BEGIN

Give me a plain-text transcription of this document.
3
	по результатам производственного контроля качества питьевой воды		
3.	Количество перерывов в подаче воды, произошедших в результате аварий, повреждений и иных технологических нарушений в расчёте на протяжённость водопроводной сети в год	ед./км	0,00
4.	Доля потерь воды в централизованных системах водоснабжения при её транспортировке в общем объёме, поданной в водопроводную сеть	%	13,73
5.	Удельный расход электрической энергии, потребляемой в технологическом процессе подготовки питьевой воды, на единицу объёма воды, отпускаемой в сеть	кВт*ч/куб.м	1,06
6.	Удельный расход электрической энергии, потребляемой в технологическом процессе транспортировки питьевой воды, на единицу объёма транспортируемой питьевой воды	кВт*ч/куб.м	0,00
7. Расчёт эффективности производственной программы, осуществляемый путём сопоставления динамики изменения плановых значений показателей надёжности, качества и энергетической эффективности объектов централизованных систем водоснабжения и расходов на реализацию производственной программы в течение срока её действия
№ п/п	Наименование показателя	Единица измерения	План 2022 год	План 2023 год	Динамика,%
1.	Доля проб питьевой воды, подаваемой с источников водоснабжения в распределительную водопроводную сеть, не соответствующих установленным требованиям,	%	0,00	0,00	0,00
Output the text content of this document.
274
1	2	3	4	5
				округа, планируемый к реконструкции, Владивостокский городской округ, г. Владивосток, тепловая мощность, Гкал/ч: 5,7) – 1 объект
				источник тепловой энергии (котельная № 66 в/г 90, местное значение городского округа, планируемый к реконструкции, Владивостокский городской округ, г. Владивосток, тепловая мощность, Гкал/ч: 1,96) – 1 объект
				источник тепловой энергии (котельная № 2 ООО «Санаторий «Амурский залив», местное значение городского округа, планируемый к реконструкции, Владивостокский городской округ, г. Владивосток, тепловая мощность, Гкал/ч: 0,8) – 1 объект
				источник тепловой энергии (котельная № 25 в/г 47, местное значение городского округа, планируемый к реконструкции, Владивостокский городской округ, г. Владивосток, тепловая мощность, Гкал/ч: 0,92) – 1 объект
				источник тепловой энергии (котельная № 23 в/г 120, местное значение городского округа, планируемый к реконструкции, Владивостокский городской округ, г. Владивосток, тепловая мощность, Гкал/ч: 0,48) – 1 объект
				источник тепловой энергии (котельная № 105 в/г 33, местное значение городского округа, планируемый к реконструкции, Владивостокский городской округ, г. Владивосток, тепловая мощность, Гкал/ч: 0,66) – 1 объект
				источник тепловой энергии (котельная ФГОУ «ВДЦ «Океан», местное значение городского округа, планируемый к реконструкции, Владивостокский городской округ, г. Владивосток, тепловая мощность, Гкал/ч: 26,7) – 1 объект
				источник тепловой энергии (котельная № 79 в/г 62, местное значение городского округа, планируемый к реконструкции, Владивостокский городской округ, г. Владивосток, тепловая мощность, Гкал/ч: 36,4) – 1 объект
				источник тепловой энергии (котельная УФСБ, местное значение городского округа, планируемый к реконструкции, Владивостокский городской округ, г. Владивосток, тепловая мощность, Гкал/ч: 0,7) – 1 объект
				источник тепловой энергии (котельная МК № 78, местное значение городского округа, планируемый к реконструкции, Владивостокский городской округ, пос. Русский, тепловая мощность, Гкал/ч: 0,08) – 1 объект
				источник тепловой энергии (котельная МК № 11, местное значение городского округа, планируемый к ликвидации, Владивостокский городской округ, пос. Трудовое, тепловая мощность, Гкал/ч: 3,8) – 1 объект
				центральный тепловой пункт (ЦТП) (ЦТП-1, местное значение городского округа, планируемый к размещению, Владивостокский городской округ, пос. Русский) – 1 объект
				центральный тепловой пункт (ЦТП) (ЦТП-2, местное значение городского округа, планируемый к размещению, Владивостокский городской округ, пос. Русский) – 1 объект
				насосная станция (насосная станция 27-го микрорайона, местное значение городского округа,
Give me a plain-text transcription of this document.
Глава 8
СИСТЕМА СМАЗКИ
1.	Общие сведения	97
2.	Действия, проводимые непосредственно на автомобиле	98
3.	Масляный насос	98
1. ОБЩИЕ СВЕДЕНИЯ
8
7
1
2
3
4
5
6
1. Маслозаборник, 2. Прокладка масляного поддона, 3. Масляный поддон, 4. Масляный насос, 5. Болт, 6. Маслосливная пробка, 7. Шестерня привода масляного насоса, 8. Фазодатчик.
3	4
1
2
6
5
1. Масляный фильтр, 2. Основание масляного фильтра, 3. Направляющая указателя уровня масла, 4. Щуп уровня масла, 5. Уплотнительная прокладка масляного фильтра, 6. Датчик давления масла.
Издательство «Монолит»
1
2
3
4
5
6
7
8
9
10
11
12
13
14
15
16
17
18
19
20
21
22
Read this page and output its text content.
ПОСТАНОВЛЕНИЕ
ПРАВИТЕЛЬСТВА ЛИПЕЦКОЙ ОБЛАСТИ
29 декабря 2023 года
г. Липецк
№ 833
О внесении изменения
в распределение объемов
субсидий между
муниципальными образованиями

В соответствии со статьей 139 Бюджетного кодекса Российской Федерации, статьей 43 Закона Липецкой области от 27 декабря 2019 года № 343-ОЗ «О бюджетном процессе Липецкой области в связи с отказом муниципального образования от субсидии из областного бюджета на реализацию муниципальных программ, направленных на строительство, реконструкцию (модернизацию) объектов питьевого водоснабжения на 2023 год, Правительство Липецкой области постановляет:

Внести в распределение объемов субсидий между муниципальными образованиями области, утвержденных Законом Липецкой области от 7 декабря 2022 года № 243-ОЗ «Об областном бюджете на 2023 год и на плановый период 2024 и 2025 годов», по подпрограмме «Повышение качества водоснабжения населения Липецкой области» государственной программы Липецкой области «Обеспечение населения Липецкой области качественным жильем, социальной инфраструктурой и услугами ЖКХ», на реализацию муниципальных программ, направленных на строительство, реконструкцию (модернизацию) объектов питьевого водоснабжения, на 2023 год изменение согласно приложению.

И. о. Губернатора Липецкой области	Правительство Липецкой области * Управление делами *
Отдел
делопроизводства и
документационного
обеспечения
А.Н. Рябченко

END

* **REQUIREMENT**
Exactly reproduce all of the entries above.

* **OUTPUT OF THE EXERCISE**
Give me a plain-text transcription of this document.
3
	по результатам производственного контроля качества питьевой воды		
3.	Количество перерывов в подаче воды, произошедших в результате аварий, повреждений и иных технологических нарушений в расчёте на протяжённость водопроводной сети в год	ед./км	0,00
4.	Доля потерь воды в централизованных системах водоснабжения при её транспортировке в общем объёме, поданной в водопроводную сеть	%	13,73
5.	Удельный расход электрической энергии, потребляемой в технологическом процессе подготовки питьевой воды, на единицу объёма воды, отпускаемой в сеть	кВт*ч/куб.м	1,06
6.	Удельный расход электрической энергии, потребляемой в технологическом процессе транспортировки питьевой воды, на единицу объёма транспортируемой питьевой воды	кВт*ч/куб.м	0,00
7. Расчёт эффективности производственной программы, осуществляемый путём сопоставления динамики изменения плановых значений показателей надёжности, качества и энергетической эффективности объектов централизованных систем водоснабжения и расходов на реализацию производственной программы в течение срока её действия
№ п/п	Наименование показателя	Единица измерения	План 2022 год	План 2023 год	Динамика,%
1.	Доля проб питьевой воды, подаваемой с источников водоснабжения в распределительную водопроводную сеть, не соответствующих установленным требованиям,	%	0,00	0,00	0,00
Output the text content of this document.
274
1	2	3	4	5
				округа, планируемый к реконструкции, Владивостокский городской округ, г. Владивосток, тепловая мощность, Гкал/ч: 5,7) – 1 объект
				источник тепловой энергии (котельная № 66 в/г 90, местное значение городского округа, планируемый к реконструкции, Владивостокский городской округ, г. Владивосток, тепловая мощность, Гкал/ч: 1,96) – 1 объект
				источник тепловой энергии (котельная № 2 ООО «Санаторий «Амурский залив», местное значение городского округа, планируемый к реконструкции, Владивостокский городской округ, г. Владивосток, тепловая мощность, Гкал/ч: 0,8) – 1 объект
				источник тепловой энергии (котельная № 25 в/г 47, местное значение городского округа, планируемый к реконструкции, Владивостокский городской округ, г. Владивосток, тепловая мощность, Гкал/ч: 0,92) – 1 объект
				источник тепловой энергии (котельная № 23 в/г 120, местное значение городского округа, планируемый к реконструкции, Владивостокский городской округ, г. Владивосток, тепловая мощность, Гкал/ч: 0,48) – 1 объект
				источник тепловой энергии (котельная № 105 в/г 33, местное значение городского округа, планируемый к реконструкции, Владивостокский городской округ, г. Владивосток, тепловая мощность, Гкал/ч: 0,66) – 1 объект
				источник тепловой энергии (котельная ФГОУ «ВДЦ «Океан», местное значение городского округа, планируемый к реконструкции, Владивостокский городской округ, г. Владивосток, тепловая мощность, Гкал/ч: 26,7) – 1 объект
				источник тепловой энергии (котельная № 79 в/г 62, местное значение городского округа, планируемый к реконструкции, Владивостокский городской округ, г. Владивосток, тепловая мощность, Гкал/ч: 36,4) – 1 объект
				источник тепловой энергии (котельная УФСБ, местное значение городского округа, планируемый к реконструкции, Владивостокский городской округ, г. Владивосток, тепловая мощность, Гкал/ч: 0,7) – 1 объект
				источник тепловой энергии (котельная МК № 78, местное значение городского округа, планируемый к реконструкции, Владивостокский городской округ, пос. Русский, тепловая мощность, Гкал/ч: 0,08) – 1 объект
				источник тепловой энергии (котельная МК № 11, местное значение городского округа, планируемый к ликвидации, Владивостокский городской округ, пос. Трудовое, тепловая мощность, Гкал/ч: 3,8) – 1 объект
				центральный тепловой пункт (ЦТП) (ЦТП-1, местное значение городского округа, планируемый к размещению, Владивостокский городской округ, пос. Русский) – 1 объект
				центральный тепловой пункт (ЦТП) (ЦТП-2, местное значение городского округа, планируемый к размещению, Владивостокский городской округ, пос. Русский) – 1 объект
				насосная станция (насосная станция 27-го микрорайона, местное значение городского округа,
Give me a plain-text transcription of this document.
Глава 8
СИСТЕМА СМАЗКИ
1.	Общие сведения	97
2.	Действия, проводимые непосредственно на автомобиле	98
3.	Масляный насос	98
1. ОБЩИЕ СВЕДЕНИЯ
8
7
1
2
3
4
5
6
1. Маслозаборник, 2. Прокладка масляного поддона, 3. Масляный поддон, 4. Масляный насос, 5. Болт, 6. Маслосливная пробка, 7. Шестерня привода масляного насоса, 8. Фазодатчик.
3	4
1
2
6
5
1. Масляный фильтр, 2. Основание масляного фильтра, 3. Направляющая указателя уровня масла, 4. Щуп уровня масла, 5. Уплотнительная прокладка масляного фильтра, 6. Датчик давления масла.
Издательство «Монолит»
1
2
3
4
5
6
7
8
9
10
11
12
13
14
15
16
17
18
19
20
21
22
Read this page and output its text content.
ПОСТАНОВЛЕНИЕ
ПРАВИТЕЛЬСТВА ЛИПЕЦКОЙ ОБЛАСТИ
29 декабря 2023 года
г. Липецк
№ 833
О внесении изменения
в распределение объемов
субсидий между
муниципальными образованиями

В соответствии со статьей 139 Бюджетного кодекса Российской Федерации, статьей 43 Закона Липецкой области от 27 декабря 2019 года № 343-ОЗ «О бюджетном процессе Липецкой области в связи с отказом муниципального образования от субсидии из областного бюджета на реализацию муниципальных программ, направленных на строительство, реконструкцию (модернизацию) объектов питьевого водоснабжения на 2023 год, Правительство Липецкой области постановляет:

Внести в распределение объемов субсидий между муниципальными образованиями области, утвержденных Законом Липецкой области от 7 декабря 2022 года № 243-ОЗ «Об областном бюджете на 2023 год и на плановый период 2024 и 2025 годов», по подпрограмме «Повышение качества водоснабжения населения Липецкой области» государственной программы Липецкой области «Обеспечение населения Липецкой области качественным жильем, социальной инфраструктурой и услугами ЖКХ», на реализацию муниципальных программ, направленных на строительство, реконструкцию (модернизацию) объектов питьевого водоснабжения, на 2023 год изменение согласно приложению.

И. о. Губернатора Липецкой области	Правительство Липецкой области * Управление делами *
Отдел
делопроизводства и
документационного
обеспечения
А.Н. Рябченко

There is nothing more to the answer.